start Listed entries
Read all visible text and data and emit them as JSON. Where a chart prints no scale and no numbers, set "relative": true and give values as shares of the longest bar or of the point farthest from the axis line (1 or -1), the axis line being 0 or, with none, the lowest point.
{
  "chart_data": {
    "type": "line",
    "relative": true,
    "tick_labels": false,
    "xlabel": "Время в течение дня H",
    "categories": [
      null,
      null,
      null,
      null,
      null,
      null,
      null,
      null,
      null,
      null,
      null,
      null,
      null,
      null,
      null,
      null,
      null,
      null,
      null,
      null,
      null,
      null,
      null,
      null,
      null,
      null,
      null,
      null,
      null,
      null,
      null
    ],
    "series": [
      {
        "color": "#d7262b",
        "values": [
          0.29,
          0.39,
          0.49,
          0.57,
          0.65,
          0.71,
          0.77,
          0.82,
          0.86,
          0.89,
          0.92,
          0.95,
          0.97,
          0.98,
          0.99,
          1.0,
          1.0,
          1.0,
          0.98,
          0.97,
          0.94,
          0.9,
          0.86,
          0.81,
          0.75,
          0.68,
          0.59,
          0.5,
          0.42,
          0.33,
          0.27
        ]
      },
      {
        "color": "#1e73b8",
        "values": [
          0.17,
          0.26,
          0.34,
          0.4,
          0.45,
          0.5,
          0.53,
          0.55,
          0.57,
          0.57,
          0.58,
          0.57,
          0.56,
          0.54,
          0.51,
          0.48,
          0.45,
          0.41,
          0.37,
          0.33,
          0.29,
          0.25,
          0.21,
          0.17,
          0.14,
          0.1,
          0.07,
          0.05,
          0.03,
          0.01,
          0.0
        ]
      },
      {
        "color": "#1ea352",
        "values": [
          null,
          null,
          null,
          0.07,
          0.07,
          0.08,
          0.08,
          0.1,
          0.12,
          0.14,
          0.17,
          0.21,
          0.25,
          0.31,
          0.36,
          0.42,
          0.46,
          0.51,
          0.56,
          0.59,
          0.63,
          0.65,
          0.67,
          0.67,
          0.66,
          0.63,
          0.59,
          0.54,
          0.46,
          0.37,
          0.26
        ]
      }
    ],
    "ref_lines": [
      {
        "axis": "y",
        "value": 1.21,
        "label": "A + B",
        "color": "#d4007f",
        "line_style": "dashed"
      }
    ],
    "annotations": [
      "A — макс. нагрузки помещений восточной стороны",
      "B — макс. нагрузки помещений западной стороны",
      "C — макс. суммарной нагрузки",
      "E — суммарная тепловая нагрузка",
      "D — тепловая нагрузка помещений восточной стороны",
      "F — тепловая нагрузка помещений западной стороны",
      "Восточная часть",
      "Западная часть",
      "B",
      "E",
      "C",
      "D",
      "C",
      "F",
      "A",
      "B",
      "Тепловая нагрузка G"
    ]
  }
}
end Listed entries
# Exercise objective
Return all lines containing the word "западной".

# Exercise answer
      "B — макс. нагрузки помещений западной стороны",
      "F — тепловая нагрузка помещений западной стороны",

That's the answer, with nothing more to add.